→ GIVEN INSTRUCTION: For the entries below, how many lines include the word "Fick"? Give the figure and nothing more.

(Items from a data source)
....

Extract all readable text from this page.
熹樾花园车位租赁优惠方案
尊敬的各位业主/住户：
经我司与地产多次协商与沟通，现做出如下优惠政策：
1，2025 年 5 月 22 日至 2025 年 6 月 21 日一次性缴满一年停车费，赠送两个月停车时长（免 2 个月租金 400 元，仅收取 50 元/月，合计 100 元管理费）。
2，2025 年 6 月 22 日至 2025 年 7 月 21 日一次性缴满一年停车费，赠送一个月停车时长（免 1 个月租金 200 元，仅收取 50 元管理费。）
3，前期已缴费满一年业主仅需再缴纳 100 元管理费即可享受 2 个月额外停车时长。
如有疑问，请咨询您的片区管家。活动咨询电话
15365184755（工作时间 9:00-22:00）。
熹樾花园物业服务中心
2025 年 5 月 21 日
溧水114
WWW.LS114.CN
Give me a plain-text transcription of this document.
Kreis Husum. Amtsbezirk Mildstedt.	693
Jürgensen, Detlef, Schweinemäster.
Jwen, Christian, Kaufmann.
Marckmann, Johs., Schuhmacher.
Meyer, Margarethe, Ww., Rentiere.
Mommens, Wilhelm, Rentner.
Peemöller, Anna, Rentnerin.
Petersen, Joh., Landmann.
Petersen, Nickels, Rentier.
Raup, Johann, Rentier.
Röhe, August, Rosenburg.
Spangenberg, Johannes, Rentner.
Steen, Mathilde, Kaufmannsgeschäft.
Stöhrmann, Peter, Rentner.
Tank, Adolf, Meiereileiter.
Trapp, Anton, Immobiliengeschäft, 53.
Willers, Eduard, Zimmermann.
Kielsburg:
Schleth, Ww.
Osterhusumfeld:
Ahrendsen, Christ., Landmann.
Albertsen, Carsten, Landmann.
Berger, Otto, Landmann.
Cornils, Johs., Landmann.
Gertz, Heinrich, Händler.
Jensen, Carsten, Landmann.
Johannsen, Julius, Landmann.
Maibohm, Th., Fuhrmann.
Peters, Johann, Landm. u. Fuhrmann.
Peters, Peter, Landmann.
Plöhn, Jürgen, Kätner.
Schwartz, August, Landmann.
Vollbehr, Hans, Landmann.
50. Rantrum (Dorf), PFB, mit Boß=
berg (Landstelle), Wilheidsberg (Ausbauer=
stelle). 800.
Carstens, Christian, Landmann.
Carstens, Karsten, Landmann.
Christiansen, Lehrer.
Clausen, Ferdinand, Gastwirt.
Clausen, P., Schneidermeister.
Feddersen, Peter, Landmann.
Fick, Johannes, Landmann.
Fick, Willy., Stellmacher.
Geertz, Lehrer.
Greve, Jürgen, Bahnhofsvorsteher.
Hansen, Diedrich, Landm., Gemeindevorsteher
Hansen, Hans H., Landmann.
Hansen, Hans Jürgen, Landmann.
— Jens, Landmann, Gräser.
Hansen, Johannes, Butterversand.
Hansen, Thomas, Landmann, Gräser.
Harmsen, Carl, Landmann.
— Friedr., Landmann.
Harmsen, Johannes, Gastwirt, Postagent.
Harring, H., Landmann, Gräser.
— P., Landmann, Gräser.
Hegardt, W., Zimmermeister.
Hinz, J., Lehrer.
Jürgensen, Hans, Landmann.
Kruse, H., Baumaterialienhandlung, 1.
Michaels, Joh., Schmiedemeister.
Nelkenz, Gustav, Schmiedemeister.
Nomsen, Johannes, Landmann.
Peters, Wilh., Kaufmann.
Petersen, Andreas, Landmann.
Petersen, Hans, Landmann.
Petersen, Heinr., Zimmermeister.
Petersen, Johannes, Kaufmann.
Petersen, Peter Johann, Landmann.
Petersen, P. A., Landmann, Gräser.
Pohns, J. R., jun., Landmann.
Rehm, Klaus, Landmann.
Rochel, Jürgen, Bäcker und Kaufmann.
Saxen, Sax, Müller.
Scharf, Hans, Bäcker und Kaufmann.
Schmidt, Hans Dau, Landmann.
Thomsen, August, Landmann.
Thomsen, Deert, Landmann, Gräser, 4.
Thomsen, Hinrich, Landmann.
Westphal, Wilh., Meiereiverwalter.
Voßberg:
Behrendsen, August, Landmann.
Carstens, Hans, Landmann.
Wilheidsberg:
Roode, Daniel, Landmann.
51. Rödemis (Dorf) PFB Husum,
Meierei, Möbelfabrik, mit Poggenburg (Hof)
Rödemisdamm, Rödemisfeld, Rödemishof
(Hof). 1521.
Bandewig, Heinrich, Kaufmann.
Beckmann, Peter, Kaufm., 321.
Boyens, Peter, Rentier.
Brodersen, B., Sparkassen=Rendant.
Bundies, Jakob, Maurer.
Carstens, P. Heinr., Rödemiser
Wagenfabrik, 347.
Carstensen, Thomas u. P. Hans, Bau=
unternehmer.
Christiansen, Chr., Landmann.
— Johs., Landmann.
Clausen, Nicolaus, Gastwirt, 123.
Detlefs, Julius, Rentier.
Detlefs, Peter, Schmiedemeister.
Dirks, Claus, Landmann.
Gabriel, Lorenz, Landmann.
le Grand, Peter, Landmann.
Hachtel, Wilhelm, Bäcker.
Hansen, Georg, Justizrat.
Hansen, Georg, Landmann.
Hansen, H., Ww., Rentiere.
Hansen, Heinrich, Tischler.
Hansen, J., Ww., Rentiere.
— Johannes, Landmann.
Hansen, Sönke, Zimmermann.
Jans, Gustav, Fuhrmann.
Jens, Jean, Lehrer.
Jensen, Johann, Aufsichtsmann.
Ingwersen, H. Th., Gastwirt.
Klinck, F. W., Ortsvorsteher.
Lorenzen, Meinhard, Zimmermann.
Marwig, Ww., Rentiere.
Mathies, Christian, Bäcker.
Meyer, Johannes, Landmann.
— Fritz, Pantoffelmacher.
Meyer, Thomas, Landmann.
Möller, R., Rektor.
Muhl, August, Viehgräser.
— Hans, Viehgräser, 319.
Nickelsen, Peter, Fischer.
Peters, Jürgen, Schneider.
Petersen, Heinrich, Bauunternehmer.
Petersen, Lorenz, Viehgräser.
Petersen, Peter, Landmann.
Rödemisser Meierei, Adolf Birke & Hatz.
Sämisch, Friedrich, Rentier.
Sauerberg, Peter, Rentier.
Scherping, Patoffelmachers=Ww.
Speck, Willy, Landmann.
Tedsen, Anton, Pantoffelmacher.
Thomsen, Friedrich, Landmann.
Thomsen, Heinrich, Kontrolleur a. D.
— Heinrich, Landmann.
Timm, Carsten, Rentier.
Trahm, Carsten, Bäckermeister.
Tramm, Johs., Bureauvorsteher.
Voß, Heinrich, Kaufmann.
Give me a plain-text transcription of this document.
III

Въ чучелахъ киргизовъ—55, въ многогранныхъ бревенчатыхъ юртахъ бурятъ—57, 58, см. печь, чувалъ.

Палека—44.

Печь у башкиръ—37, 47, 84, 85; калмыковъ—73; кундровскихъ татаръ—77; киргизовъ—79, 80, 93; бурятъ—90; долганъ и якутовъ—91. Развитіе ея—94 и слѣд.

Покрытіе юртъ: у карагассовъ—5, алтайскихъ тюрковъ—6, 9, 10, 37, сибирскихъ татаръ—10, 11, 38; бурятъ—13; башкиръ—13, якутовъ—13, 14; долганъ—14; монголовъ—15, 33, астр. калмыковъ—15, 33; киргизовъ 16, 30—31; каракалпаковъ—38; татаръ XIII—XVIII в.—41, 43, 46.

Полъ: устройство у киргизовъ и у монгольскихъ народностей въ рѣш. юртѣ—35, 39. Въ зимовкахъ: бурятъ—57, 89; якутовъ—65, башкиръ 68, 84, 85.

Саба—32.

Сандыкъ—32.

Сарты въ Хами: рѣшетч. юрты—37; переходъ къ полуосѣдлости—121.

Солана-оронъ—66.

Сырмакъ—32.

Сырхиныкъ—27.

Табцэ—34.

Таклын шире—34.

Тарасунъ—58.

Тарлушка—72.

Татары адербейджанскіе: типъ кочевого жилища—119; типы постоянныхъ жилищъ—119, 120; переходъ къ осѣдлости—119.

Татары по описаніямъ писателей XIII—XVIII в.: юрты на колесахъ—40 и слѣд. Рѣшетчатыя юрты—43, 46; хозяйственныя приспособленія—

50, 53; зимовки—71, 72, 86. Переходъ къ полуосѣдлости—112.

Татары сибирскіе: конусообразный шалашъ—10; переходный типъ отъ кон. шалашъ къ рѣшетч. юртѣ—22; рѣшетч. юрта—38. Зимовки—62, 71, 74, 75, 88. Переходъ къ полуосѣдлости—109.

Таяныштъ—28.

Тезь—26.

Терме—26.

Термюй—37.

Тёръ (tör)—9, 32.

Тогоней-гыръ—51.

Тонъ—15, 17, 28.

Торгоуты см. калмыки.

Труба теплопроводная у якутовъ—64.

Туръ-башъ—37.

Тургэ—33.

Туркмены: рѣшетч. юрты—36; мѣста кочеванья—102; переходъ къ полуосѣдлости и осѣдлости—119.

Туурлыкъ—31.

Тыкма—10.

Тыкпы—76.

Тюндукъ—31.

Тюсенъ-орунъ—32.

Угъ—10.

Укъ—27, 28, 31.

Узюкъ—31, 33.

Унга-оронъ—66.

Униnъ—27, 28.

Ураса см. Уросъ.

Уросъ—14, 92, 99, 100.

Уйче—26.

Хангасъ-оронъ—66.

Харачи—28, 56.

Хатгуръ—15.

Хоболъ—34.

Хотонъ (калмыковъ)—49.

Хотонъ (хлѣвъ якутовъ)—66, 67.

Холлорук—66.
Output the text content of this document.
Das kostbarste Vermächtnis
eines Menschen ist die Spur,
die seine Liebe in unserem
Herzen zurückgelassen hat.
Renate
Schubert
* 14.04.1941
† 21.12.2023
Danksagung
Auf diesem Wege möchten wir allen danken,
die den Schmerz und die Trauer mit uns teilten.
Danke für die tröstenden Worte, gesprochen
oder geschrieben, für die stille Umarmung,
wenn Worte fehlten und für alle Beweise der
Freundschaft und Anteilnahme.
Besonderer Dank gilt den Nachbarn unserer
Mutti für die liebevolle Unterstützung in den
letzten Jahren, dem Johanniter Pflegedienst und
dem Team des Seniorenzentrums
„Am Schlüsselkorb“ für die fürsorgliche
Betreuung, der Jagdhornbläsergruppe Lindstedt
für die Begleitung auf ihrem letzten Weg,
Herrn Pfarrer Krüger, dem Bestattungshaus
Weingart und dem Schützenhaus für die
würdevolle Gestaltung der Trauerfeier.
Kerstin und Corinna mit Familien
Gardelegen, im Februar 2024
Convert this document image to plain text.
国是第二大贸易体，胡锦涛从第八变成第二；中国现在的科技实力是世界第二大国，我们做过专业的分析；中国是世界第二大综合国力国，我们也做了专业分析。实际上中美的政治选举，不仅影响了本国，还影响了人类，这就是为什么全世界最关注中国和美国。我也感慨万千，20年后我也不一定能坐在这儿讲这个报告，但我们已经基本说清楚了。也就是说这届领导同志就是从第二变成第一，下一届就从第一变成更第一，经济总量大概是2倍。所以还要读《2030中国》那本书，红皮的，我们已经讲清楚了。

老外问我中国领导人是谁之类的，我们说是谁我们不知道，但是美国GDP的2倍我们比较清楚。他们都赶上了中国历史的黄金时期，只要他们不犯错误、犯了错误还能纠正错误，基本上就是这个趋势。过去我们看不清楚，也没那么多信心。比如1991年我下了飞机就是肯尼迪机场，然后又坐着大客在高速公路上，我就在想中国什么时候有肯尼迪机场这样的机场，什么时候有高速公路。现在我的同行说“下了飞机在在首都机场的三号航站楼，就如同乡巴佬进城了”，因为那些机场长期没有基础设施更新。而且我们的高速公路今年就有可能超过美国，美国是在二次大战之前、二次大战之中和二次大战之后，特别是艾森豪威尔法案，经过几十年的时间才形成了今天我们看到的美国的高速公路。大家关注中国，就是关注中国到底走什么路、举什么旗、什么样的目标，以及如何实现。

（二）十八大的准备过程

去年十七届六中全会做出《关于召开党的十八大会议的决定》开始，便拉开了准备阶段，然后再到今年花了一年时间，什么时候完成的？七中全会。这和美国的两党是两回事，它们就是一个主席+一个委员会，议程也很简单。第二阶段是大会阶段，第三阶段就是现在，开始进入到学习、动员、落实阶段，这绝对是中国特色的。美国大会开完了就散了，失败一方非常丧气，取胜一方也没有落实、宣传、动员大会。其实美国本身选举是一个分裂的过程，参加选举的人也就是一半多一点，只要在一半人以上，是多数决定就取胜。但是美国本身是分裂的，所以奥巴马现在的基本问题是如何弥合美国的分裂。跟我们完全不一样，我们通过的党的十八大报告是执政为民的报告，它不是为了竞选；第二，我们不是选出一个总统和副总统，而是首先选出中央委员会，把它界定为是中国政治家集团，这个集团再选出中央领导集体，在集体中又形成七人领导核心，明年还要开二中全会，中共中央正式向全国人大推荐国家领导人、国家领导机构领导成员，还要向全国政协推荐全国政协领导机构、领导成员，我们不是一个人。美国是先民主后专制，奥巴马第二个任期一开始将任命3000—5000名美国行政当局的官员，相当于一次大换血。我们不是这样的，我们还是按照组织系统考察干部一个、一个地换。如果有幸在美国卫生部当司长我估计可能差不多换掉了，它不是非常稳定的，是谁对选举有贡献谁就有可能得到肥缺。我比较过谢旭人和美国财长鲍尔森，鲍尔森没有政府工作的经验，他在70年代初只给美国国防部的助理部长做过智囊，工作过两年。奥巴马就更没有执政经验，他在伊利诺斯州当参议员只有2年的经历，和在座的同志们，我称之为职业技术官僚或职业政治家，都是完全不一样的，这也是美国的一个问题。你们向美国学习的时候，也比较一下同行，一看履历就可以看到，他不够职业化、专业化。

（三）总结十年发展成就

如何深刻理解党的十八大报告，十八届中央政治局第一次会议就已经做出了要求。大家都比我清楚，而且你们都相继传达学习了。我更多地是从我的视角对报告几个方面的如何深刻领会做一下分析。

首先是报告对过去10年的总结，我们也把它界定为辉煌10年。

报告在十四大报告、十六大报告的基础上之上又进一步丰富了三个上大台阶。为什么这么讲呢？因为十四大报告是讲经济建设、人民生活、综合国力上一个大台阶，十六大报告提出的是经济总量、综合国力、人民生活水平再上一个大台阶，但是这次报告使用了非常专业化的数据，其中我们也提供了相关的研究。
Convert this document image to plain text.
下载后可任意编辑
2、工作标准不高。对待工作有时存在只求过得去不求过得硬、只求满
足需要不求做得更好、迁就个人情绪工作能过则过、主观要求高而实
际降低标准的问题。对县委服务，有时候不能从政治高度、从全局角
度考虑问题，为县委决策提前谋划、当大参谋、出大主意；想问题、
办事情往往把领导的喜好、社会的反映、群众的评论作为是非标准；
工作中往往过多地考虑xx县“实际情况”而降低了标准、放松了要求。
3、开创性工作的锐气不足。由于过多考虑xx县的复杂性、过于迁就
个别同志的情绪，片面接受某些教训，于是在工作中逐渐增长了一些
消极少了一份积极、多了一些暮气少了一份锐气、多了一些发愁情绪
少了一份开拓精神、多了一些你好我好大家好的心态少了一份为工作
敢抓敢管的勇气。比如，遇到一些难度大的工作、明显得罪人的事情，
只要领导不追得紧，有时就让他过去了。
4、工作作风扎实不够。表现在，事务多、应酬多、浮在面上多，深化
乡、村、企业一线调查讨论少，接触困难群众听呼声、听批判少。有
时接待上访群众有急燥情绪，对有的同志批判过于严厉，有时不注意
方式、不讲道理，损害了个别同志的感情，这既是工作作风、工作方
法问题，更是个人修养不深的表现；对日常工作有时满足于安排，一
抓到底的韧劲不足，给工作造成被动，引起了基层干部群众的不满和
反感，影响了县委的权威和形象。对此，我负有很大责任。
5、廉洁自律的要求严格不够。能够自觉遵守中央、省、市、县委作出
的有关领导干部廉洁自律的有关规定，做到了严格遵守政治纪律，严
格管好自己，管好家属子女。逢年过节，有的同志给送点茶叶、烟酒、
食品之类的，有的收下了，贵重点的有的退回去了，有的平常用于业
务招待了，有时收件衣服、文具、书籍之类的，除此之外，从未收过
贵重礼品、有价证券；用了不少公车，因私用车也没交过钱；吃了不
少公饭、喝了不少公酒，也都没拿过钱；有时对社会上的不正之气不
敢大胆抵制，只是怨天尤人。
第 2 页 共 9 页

....

→ EXERCISE RESPONSE: 2